==== Records for the task

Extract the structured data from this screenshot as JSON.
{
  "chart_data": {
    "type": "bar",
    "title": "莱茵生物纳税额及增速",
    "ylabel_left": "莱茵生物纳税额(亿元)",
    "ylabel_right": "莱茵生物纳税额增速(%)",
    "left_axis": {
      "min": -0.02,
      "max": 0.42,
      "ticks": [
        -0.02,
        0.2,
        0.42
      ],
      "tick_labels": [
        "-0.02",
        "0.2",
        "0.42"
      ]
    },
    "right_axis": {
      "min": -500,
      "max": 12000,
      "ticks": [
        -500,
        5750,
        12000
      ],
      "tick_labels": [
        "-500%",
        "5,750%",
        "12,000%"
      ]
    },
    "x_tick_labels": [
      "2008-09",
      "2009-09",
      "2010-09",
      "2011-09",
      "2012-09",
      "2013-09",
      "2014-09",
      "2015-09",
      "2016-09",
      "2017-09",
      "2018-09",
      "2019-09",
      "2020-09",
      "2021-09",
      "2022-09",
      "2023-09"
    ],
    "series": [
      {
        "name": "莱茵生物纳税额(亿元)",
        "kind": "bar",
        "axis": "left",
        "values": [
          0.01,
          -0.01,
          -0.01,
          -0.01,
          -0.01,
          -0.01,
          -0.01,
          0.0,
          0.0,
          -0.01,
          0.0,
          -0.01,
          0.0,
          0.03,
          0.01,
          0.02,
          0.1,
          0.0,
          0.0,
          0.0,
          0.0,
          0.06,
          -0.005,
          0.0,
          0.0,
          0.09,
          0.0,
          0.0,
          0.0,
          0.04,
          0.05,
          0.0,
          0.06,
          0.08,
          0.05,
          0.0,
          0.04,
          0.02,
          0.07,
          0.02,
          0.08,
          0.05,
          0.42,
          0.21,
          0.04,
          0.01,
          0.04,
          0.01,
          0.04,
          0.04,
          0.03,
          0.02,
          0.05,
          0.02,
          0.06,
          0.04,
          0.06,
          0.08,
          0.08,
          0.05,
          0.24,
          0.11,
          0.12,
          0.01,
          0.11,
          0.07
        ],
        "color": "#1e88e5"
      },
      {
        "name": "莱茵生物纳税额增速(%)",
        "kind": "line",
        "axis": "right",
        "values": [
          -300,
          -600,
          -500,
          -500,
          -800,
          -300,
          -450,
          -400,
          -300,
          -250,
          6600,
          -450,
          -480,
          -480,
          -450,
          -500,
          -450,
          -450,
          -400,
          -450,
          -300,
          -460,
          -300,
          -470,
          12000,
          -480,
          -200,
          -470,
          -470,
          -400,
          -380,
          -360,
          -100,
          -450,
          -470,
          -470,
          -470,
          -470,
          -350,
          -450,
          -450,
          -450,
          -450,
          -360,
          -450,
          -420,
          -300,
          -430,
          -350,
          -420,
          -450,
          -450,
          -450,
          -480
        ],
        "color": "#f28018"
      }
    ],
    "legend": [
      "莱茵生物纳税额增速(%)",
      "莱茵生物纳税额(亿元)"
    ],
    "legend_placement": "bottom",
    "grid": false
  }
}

========

### Given exercise
Output the records exactly, including every line.

### Exercise result
Extract the structured data from this screenshot as JSON.
{
  "chart_data": {
    "type": "bar",
    "title": "莱茵生物纳税额及增速",
    "ylabel_left": "莱茵生物纳税额(亿元)",
    "ylabel_right": "莱茵生物纳税额增速(%)",
    "left_axis": {
      "min": -0.02,
      "max": 0.42,
      "ticks": [
        -0.02,
        0.2,
        0.42
      ],
      "tick_labels": [
        "-0.02",
        "0.2",
        "0.42"
      ]
    },
    "right_axis": {
      "min": -500,
      "max": 12000,
      "ticks": [
        -500,
        5750,
        12000
      ],
      "tick_labels": [
        "-500%",
        "5,750%",
        "12,000%"
      ]
    },
    "x_tick_labels": [
      "2008-09",
      "2009-09",
      "2010-09",
      "2011-09",
      "2012-09",
      "2013-09",
      "2014-09",
      "2015-09",
      "2016-09",
      "2017-09",
      "2018-09",
      "2019-09",
      "2020-09",
      "2021-09",
      "2022-09",
      "2023-09"
    ],
    "series": [
      {
        "name": "莱茵生物纳税额(亿元)",
        "kind": "bar",
        "axis": "left",
        "values": [
          0.01,
          -0.01,
          -0.01,
          -0.01,
          -0.01,
          -0.01,
          -0.01,
          0.0,
          0.0,
          -0.01,
          0.0,
          -0.01,
          0.0,
          0.03,
          0.01,
          0.02,
          0.1,
          0.0,
          0.0,
          0.0,
          0.0,
          0.06,
          -0.005,
          0.0,
          0.0,
          0.09,
          0.0,
          0.0,
          0.0,
          0.04,
          0.05,
          0.0,
          0.06,
          0.08,
          0.05,
          0.0,
          0.04,
          0.02,
          0.07,
          0.02,
          0.08,
          0.05,
          0.42,
          0.21,
          0.04,
          0.01,
          0.04,
          0.01,
          0.04,
          0.04,
          0.03,
          0.02,
          0.05,
          0.02,
          0.06,
          0.04,
          0.06,
          0.08,
          0.08,
          0.05,
          0.24,
          0.11,
          0.12,
          0.01,
          0.11,
          0.07
        ],
        "color": "#1e88e5"
      },
      {
        "name": "莱茵生物纳税额增速(%)",
        "kind": "line",
        "axis": "right",
        "values": [
          -300,
          -600,
          -500,
          -500,
          -800,
          -300,
          -450,
          -400,
          -300,
          -250,
          6600,
          -450,
          -480,
          -480,
          -450,
          -500,
          -450,
          -450,
          -400,
          -450,
          -300,
          -460,
          -300,
          -470,
          12000,
          -480,
          -200,
          -470,
          -470,
          -400,
          -380,
          -360,
          -100,
          -450,
          -470,
          -470,
          -470,
          -470,
          -350,
          -450,
          -450,
          -450,
          -450,
          -360,
          -450,
          -420,
          -300,
          -430,
          -350,
          -420,
          -450,
          -450,
          -450,
          -480
        ],
        "color": "#f28018"
      }
    ],
    "legend": [
      "莱茵生物纳税额增速(%)",
      "莱茵生物纳税额(亿元)"
    ],
    "legend_placement": "bottom",
    "grid": false
  }
}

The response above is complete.